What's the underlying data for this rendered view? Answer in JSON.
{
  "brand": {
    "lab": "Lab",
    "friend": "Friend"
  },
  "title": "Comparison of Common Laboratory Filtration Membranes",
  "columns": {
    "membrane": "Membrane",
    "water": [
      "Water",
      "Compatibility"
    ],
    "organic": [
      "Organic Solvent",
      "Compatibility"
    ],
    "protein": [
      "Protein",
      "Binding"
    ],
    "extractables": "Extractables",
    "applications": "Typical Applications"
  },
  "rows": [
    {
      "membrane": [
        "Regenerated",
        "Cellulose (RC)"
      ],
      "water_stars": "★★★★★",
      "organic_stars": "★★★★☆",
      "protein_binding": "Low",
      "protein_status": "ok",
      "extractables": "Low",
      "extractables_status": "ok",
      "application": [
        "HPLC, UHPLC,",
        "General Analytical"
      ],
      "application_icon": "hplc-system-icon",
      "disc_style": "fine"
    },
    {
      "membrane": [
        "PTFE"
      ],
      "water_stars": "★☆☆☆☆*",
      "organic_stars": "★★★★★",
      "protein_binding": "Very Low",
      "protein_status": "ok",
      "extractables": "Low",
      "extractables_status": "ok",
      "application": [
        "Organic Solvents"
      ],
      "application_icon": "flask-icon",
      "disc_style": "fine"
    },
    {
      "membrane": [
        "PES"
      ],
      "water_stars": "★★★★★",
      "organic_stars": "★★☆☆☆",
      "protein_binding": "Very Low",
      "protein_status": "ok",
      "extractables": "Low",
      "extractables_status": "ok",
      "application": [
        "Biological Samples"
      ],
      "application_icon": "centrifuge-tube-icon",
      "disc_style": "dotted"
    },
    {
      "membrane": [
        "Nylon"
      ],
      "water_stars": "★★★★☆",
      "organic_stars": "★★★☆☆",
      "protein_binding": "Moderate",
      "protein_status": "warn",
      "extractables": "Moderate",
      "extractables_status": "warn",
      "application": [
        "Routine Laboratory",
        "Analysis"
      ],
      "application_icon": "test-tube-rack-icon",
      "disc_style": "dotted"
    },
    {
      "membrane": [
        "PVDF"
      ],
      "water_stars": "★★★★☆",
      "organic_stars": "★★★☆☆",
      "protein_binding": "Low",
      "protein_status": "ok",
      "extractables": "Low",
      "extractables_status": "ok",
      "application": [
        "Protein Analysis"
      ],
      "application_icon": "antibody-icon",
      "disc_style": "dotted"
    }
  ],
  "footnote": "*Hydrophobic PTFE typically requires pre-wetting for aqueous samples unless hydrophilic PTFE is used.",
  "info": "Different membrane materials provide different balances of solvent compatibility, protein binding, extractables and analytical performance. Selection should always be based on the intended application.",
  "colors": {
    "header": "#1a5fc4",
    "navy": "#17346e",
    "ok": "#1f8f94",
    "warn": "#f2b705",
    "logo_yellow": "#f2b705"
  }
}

******

The only acceptable answer is the full set of entries, repeated exactly.

Output ::
What's the underlying data for this rendered view? Answer in JSON.
{
  "brand": {
    "lab": "Lab",
    "friend": "Friend"
  },
  "title": "Comparison of Common Laboratory Filtration Membranes",
  "columns": {
    "membrane": "Membrane",
    "water": [
      "Water",
      "Compatibility"
    ],
    "organic": [
      "Organic Solvent",
      "Compatibility"
    ],
    "protein": [
      "Protein",
      "Binding"
    ],
    "extractables": "Extractables",
    "applications": "Typical Applications"
  },
  "rows": [
    {
      "membrane": [
        "Regenerated",
        "Cellulose (RC)"
      ],
      "water_stars": "★★★★★",
      "organic_stars": "★★★★☆",
      "protein_binding": "Low",
      "protein_status": "ok",
      "extractables": "Low",
      "extractables_status": "ok",
      "application": [
        "HPLC, UHPLC,",
        "General Analytical"
      ],
      "application_icon": "hplc-system-icon",
      "disc_style": "fine"
    },
    {
      "membrane": [
        "PTFE"
      ],
      "water_stars": "★☆☆☆☆*",
      "organic_stars": "★★★★★",
      "protein_binding": "Very Low",
      "protein_status": "ok",
      "extractables": "Low",
      "extractables_status": "ok",
      "application": [
        "Organic Solvents"
      ],
      "application_icon": "flask-icon",
      "disc_style": "fine"
    },
    {
      "membrane": [
        "PES"
      ],
      "water_stars": "★★★★★",
      "organic_stars": "★★☆☆☆",
      "protein_binding": "Very Low",
      "protein_status": "ok",
      "extractables": "Low",
      "extractables_status": "ok",
      "application": [
        "Biological Samples"
      ],
      "application_icon": "centrifuge-tube-icon",
      "disc_style": "dotted"
    },
    {
      "membrane": [
        "Nylon"
      ],
      "water_stars": "★★★★☆",
      "organic_stars": "★★★☆☆",
      "protein_binding": "Moderate",
      "protein_status": "warn",
      "extractables": "Moderate",
      "extractables_status": "warn",
      "application": [
        "Routine Laboratory",
        "Analysis"
      ],
      "application_icon": "test-tube-rack-icon",
      "disc_style": "dotted"
    },
    {
      "membrane": [
        "PVDF"
      ],
      "water_stars": "★★★★☆",
      "organic_stars": "★★★☆☆",
      "protein_binding": "Low",
      "protein_status": "ok",
      "extractables": "Low",
      "extractables_status": "ok",
      "application": [
        "Protein Analysis"
      ],
      "application_icon": "antibody-icon",
      "disc_style": "dotted"
    }
  ],
  "footnote": "*Hydrophobic PTFE typically requires pre-wetting for aqueous samples unless hydrophilic PTFE is used.",
  "info": "Different membrane materials provide different balances of solvent compatibility, protein binding, extractables and analytical performance. Selection should always be based on the intended application.",
  "colors": {
    "header": "#1a5fc4",
    "navy": "#17346e",
    "ok": "#1f8f94",
    "warn": "#f2b705",
    "logo_yellow": "#f2b705"
  }
}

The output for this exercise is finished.